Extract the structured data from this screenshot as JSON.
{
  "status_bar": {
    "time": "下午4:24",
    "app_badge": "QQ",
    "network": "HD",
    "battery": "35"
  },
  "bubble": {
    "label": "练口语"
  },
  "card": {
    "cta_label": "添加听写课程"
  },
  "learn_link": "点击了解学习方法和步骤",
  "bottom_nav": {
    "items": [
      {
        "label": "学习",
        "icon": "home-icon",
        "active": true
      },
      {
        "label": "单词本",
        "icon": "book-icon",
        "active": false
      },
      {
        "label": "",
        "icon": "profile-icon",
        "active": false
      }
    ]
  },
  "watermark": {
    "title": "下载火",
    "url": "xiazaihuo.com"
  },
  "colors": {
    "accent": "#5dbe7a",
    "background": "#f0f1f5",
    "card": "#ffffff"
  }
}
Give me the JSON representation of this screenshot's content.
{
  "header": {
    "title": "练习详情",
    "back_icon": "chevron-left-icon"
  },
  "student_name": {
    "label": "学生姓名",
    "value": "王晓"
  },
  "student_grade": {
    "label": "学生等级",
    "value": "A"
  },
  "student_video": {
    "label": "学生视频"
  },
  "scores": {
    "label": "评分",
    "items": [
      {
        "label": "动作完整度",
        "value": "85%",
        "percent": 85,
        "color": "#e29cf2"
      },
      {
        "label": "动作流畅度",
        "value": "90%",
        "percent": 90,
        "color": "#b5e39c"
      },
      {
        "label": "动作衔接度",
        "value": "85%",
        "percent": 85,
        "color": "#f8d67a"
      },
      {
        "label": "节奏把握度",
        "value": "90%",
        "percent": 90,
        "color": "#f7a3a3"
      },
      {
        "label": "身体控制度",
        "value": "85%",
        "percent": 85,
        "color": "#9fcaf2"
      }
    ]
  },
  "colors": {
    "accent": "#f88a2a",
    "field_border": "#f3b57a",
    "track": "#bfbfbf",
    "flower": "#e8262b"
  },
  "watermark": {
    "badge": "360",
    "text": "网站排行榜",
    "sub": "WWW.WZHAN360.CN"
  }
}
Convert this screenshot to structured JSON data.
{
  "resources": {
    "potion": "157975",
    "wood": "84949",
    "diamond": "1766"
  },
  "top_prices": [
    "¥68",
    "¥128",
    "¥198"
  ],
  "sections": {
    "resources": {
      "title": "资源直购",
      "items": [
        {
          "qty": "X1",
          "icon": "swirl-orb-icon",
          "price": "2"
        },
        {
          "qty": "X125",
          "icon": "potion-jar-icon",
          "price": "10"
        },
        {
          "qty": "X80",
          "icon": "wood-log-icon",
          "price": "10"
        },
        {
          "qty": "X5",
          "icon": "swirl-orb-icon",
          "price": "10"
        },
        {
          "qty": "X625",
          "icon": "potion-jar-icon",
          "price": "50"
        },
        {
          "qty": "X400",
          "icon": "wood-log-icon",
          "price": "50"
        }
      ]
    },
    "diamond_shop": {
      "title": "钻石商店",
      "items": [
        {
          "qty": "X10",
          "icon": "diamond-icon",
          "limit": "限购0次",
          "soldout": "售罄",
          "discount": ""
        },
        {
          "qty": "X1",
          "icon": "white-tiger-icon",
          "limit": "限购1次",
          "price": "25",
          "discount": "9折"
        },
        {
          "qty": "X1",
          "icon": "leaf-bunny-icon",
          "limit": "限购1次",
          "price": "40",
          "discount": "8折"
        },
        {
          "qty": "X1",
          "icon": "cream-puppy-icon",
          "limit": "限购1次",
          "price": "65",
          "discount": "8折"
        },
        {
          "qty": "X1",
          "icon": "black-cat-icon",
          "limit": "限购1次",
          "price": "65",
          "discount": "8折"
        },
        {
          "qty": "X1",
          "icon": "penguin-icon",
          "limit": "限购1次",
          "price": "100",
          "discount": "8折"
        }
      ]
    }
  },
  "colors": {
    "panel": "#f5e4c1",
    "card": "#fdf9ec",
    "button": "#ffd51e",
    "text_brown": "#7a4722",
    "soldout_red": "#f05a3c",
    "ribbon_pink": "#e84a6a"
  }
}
____
REQUIRED TASK:
Go through the records above, find every line with the word "structured", and list those lines.

SOLUTION FOR THIS TASK:
Extract the structured data from this screenshot as JSON.
Convert this screenshot to structured JSON data.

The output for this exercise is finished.